* Stated task
Scan the lines below; pull out those with "training".

* Items
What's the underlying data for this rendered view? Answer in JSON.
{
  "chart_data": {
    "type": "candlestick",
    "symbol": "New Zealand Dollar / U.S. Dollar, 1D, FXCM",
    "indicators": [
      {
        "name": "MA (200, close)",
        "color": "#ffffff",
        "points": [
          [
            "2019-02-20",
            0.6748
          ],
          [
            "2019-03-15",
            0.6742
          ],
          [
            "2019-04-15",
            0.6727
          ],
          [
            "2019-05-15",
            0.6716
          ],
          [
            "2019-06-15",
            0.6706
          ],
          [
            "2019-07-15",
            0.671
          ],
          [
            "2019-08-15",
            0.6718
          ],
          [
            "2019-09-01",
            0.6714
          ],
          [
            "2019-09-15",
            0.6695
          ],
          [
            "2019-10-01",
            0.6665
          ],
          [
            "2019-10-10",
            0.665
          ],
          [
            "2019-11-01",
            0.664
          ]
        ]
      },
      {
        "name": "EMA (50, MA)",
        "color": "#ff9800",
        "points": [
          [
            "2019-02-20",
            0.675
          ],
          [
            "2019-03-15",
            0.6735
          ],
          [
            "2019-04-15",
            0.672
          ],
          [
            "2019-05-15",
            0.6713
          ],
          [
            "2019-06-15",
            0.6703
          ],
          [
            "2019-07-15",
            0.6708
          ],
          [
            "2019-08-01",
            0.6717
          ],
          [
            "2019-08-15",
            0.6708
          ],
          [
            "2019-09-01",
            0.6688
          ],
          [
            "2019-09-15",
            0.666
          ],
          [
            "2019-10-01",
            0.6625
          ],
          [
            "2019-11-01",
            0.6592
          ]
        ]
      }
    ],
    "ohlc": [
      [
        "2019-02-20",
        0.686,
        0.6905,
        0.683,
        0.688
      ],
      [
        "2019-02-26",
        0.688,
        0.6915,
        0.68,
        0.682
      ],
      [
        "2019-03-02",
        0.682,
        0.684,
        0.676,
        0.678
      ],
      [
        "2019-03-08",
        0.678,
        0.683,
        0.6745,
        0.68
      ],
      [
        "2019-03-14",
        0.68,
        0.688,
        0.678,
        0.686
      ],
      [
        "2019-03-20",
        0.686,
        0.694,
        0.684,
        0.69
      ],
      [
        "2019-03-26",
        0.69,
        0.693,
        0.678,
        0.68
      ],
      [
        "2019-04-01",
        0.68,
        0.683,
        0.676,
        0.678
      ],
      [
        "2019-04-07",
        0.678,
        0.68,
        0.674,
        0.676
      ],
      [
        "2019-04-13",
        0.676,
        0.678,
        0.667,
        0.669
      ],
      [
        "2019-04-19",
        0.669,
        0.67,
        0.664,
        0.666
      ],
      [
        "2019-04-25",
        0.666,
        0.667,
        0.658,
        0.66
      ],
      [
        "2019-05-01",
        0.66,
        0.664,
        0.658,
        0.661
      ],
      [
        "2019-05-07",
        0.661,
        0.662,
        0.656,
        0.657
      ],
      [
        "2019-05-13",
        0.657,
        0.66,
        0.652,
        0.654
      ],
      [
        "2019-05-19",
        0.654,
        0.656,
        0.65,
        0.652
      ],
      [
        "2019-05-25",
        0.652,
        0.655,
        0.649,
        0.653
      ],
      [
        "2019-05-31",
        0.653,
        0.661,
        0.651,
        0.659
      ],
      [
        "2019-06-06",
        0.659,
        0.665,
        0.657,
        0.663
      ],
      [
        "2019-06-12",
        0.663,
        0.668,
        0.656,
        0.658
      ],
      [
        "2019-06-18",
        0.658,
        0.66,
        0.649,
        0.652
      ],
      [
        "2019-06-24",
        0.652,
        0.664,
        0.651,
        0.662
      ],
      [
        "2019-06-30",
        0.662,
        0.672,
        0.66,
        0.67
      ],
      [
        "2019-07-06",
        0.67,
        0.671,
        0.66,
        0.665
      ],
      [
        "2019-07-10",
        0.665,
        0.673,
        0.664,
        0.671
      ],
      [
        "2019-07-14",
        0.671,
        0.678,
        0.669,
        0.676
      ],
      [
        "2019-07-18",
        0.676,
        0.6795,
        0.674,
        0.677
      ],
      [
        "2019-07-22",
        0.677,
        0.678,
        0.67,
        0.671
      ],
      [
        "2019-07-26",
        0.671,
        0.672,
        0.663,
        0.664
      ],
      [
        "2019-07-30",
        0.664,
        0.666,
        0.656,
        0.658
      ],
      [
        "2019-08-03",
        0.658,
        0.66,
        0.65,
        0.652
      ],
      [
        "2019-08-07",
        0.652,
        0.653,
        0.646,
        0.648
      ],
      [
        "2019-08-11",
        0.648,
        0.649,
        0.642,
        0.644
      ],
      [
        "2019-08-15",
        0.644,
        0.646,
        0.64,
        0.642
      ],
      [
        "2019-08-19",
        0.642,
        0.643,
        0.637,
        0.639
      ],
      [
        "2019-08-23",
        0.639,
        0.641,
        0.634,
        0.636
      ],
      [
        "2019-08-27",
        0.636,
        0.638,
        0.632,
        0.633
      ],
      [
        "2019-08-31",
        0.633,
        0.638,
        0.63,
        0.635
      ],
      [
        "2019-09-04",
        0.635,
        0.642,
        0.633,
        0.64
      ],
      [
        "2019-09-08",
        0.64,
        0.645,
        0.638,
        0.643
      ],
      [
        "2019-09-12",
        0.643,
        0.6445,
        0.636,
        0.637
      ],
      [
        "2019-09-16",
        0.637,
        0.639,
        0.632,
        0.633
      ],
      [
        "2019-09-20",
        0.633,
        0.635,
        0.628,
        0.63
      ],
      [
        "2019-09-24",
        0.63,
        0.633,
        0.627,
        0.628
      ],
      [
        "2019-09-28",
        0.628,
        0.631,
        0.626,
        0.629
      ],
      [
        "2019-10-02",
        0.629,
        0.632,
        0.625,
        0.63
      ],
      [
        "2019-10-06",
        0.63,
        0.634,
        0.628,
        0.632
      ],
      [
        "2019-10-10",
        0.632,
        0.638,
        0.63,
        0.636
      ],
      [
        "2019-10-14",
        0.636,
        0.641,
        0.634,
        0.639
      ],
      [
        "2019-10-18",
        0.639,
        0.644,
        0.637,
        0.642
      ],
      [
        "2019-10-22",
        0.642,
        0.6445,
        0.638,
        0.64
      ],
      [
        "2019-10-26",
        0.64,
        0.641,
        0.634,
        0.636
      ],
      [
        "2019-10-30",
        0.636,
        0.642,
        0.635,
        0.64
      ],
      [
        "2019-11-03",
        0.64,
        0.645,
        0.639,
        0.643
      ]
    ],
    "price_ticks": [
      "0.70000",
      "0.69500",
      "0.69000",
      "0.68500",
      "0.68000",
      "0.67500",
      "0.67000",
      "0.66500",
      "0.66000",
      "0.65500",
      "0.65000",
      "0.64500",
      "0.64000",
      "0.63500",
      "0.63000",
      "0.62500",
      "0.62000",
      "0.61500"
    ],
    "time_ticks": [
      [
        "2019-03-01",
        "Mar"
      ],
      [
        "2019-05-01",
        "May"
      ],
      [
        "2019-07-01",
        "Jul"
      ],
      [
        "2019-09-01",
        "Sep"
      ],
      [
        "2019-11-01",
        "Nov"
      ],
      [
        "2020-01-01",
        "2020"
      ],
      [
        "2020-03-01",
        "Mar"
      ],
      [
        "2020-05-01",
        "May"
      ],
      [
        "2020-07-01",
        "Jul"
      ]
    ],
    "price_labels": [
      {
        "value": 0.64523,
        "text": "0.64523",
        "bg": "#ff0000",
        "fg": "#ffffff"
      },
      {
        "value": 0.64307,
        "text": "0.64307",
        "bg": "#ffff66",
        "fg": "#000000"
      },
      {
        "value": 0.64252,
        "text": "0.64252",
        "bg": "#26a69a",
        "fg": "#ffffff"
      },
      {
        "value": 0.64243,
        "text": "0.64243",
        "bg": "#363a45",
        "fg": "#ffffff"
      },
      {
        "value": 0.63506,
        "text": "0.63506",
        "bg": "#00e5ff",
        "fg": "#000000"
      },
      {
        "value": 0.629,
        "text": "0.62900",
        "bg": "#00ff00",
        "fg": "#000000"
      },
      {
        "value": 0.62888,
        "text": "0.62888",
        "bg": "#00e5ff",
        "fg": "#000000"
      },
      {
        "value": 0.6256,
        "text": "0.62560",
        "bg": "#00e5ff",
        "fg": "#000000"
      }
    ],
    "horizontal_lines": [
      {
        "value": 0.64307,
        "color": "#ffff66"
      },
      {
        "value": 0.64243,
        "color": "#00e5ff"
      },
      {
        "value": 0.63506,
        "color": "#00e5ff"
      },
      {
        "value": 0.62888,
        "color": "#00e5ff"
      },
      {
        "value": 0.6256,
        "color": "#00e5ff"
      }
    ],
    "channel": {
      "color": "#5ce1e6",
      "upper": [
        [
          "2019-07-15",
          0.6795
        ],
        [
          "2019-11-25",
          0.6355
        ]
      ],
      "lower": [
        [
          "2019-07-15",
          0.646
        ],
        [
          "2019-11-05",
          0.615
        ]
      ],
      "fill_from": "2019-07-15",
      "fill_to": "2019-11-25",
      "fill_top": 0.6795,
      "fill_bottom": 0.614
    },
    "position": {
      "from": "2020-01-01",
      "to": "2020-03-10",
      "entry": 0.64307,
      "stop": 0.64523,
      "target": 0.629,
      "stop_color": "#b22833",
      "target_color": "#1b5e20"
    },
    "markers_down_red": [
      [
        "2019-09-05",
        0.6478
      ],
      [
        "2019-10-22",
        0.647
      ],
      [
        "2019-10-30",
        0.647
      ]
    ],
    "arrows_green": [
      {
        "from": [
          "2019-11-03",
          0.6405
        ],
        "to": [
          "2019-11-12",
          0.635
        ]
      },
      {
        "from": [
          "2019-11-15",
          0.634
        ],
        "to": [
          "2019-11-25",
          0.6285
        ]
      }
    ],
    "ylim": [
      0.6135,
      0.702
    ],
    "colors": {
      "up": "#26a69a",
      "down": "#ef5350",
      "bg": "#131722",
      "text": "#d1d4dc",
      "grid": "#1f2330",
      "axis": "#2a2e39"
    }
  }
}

--

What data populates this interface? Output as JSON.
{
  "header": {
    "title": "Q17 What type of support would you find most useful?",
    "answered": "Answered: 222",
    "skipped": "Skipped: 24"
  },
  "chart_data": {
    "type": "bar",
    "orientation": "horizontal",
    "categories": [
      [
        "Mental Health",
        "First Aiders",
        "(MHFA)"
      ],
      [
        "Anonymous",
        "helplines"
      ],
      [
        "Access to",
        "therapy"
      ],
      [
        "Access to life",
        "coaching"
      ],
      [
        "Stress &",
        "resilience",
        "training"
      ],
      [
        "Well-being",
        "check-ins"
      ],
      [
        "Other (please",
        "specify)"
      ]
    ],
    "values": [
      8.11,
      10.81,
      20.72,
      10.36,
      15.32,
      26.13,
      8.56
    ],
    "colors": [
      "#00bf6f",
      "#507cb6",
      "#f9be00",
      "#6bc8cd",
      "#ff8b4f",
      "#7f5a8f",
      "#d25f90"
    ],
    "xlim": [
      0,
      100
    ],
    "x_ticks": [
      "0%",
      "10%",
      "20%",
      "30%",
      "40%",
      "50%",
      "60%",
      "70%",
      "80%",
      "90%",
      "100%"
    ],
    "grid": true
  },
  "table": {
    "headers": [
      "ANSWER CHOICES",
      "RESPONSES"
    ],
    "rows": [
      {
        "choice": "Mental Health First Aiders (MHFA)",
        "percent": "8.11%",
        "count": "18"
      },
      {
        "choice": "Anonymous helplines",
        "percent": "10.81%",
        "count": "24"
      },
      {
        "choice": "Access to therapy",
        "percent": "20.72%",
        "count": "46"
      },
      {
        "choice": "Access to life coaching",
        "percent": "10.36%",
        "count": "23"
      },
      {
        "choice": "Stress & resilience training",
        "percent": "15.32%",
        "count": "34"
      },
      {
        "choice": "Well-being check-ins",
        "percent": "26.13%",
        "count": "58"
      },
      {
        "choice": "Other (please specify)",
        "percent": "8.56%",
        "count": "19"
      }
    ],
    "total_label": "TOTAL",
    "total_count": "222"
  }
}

* Result
        "training"
        "choice": "Stress & resilience training",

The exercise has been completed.